-- What you need to do --
Leave out the pictures and copy everything else in the entries exactly.

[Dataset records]
_ _ _ _ _

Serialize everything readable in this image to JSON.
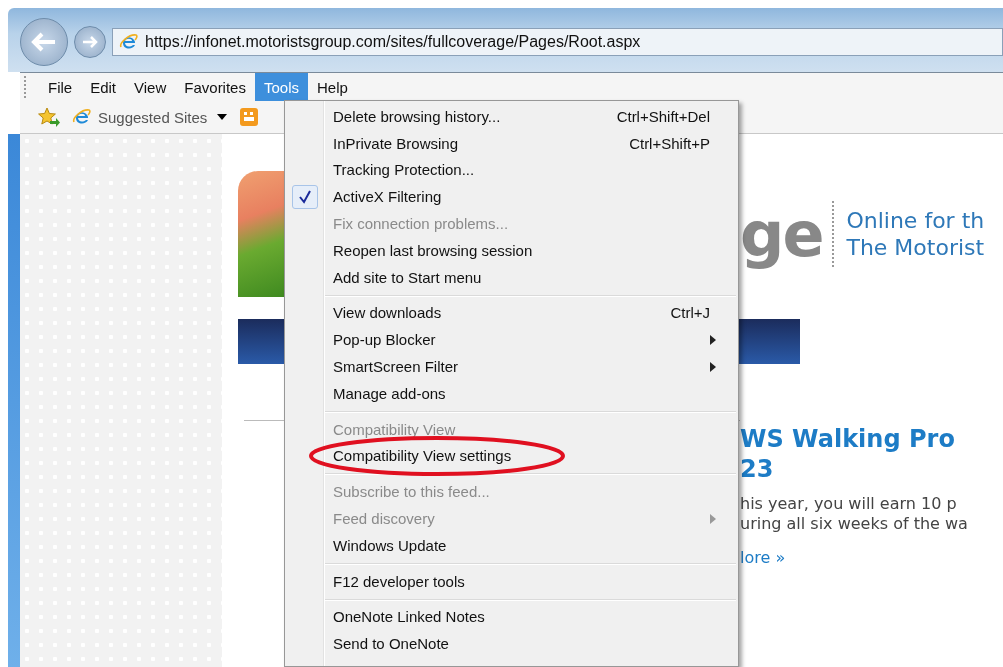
{
  "browser": {
    "address": "https://infonet.motoristsgroup.com/sites/fullcoverage/Pages/Root.aspx"
  },
  "menu_bar": [
    {
      "label": "File",
      "selected": false
    },
    {
      "label": "Edit",
      "selected": false
    },
    {
      "label": "View",
      "selected": false
    },
    {
      "label": "Favorites",
      "selected": false
    },
    {
      "label": "Tools",
      "selected": true
    },
    {
      "label": "Help",
      "selected": false
    }
  ],
  "favorites_bar": {
    "suggested_sites": "Suggested Sites"
  },
  "tools_menu": [
    {
      "kind": "item",
      "label": "Delete browsing history...",
      "shortcut": "Ctrl+Shift+Del",
      "disabled": false,
      "checked": false,
      "submenu": false
    },
    {
      "kind": "item",
      "label": "InPrivate Browsing",
      "shortcut": "Ctrl+Shift+P",
      "disabled": false,
      "checked": false,
      "submenu": false
    },
    {
      "kind": "item",
      "label": "Tracking Protection...",
      "disabled": false,
      "checked": false,
      "submenu": false
    },
    {
      "kind": "item",
      "label": "ActiveX Filtering",
      "disabled": false,
      "checked": true,
      "submenu": false
    },
    {
      "kind": "item",
      "label": "Fix connection problems...",
      "disabled": true,
      "checked": false,
      "submenu": false
    },
    {
      "kind": "item",
      "label": "Reopen last browsing session",
      "disabled": false,
      "checked": false,
      "submenu": false
    },
    {
      "kind": "item",
      "label": "Add site to Start menu",
      "disabled": false,
      "checked": false,
      "submenu": false
    },
    {
      "kind": "separator"
    },
    {
      "kind": "item",
      "label": "View downloads",
      "shortcut": "Ctrl+J",
      "disabled": false,
      "checked": false,
      "submenu": false
    },
    {
      "kind": "item",
      "label": "Pop-up Blocker",
      "disabled": false,
      "checked": false,
      "submenu": true
    },
    {
      "kind": "item",
      "label": "SmartScreen Filter",
      "disabled": false,
      "checked": false,
      "submenu": true
    },
    {
      "kind": "item",
      "label": "Manage add-ons",
      "disabled": false,
      "checked": false,
      "submenu": false
    },
    {
      "kind": "separator"
    },
    {
      "kind": "item",
      "label": "Compatibility View",
      "disabled": true,
      "checked": false,
      "submenu": false
    },
    {
      "kind": "item",
      "label": "Compatibility View settings",
      "disabled": false,
      "checked": false,
      "submenu": false,
      "circled": true
    },
    {
      "kind": "separator"
    },
    {
      "kind": "item",
      "label": "Subscribe to this feed...",
      "disabled": true,
      "checked": false,
      "submenu": false
    },
    {
      "kind": "item",
      "label": "Feed discovery",
      "disabled": true,
      "checked": false,
      "submenu": true
    },
    {
      "kind": "item",
      "label": "Windows Update",
      "disabled": false,
      "checked": false,
      "submenu": false
    },
    {
      "kind": "separator"
    },
    {
      "kind": "item",
      "label": "F12 developer tools",
      "disabled": false,
      "checked": false,
      "submenu": false
    },
    {
      "kind": "separator"
    },
    {
      "kind": "item",
      "label": "OneNote Linked Notes",
      "disabled": false,
      "checked": false,
      "submenu": false
    },
    {
      "kind": "item",
      "label": "Send to OneNote",
      "disabled": false,
      "checked": false,
      "submenu": false
    }
  ],
  "page": {
    "logo_text": "ge",
    "tagline": [
      "Online for th",
      "The Motorist"
    ],
    "headline": [
      "WS Walking Pro",
      "23"
    ],
    "body": [
      "his year, you will earn 10 p",
      "uring all six weeks of the wa"
    ],
    "more_link": "lore »"
  }
}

_ _ _ _ _

-- Answer for this exercise --
Serialize everything readable in this image to JSON.
{
  "browser": {
    "address": "https://infonet.motoristsgroup.com/sites/fullcoverage/Pages/Root.aspx"
  },
  "menu_bar": [
    {
      "label": "File",
      "selected": false
    },
    {
      "label": "Edit",
      "selected": false
    },
    {
      "label": "View",
      "selected": false
    },
    {
      "label": "Favorites",
      "selected": false
    },
    {
      "label": "Tools",
      "selected": true
    },
    {
      "label": "Help",
      "selected": false
    }
  ],
  "favorites_bar": {
    "suggested_sites": "Suggested Sites"
  },
  "tools_menu": [
    {
      "kind": "item",
      "label": "Delete browsing history...",
      "shortcut": "Ctrl+Shift+Del",
      "disabled": false,
      "checked": false,
      "submenu": false
    },
    {
      "kind": "item",
      "label": "InPrivate Browsing",
      "shortcut": "Ctrl+Shift+P",
      "disabled": false,
      "checked": false,
      "submenu": false
    },
    {
      "kind": "item",
      "label": "Tracking Protection...",
      "disabled": false,
      "checked": false,
      "submenu": false
    },
    {
      "kind": "item",
      "label": "ActiveX Filtering",
      "disabled": false,
      "checked": true,
      "submenu": false
    },
    {
      "kind": "item",
      "label": "Fix connection problems...",
      "disabled": true,
      "checked": false,
      "submenu": false
    },
    {
      "kind": "item",
      "label": "Reopen last browsing session",
      "disabled": false,
      "checked": false,
      "submenu": false
    },
    {
      "kind": "item",
      "label": "Add site to Start menu",
      "disabled": false,
      "checked": false,
      "submenu": false
    },
    {
      "kind": "separator"
    },
    {
      "kind": "item",
      "label": "View downloads",
      "shortcut": "Ctrl+J",
      "disabled": false,
      "checked": false,
      "submenu": false
    },
    {
      "kind": "item",
      "label": "Pop-up Blocker",
      "disabled": false,
      "checked": false,
      "submenu": true
    },
    {
      "kind": "item",
      "label": "SmartScreen Filter",
      "disabled": false,
      "checked": false,
      "submenu": true
    },
    {
      "kind": "item",
      "label": "Manage add-ons",
      "disabled": false,
      "checked": false,
      "submenu": false
    },
    {
      "kind": "separator"
    },
    {
      "kind": "item",
      "label": "Compatibility View",
      "disabled": true,
      "checked": false,
      "submenu": false
    },
    {
      "kind": "item",
      "label": "Compatibility View settings",
      "disabled": false,
      "checked": false,
      "submenu": false,
      "circled": true
    },
    {
      "kind": "separator"
    },
    {
      "kind": "item",
      "label": "Subscribe to this feed...",
      "disabled": true,
      "checked": false,
      "submenu": false
    },
    {
      "kind": "item",
      "label": "Feed discovery",
      "disabled": true,
      "checked": false,
      "submenu": true
    },
    {
      "kind": "item",
      "label": "Windows Update",
      "disabled": false,
      "checked": false,
      "submenu": false
    },
    {
      "kind": "separator"
    },
    {
      "kind": "item",
      "label": "F12 developer tools",
      "disabled": false,
      "checked": false,
      "submenu": false
    },
    {
      "kind": "separator"
    },
    {
      "kind": "item",
      "label": "OneNote Linked Notes",
      "disabled": false,
      "checked": false,
      "submenu": false
    },
    {
      "kind": "item",
      "label": "Send to OneNote",
      "disabled": false,
      "checked": false,
      "submenu": false
    }
  ],
  "page": {
    "logo_text": "ge",
    "tagline": [
      "Online for th",
      "The Motorist"
    ],
    "headline": [
      "WS Walking Pro",
      "23"
    ],
    "body": [
      "his year, you will earn 10 p",
      "uring all six weeks of the wa"
    ],
    "more_link": "lore »"
  }
}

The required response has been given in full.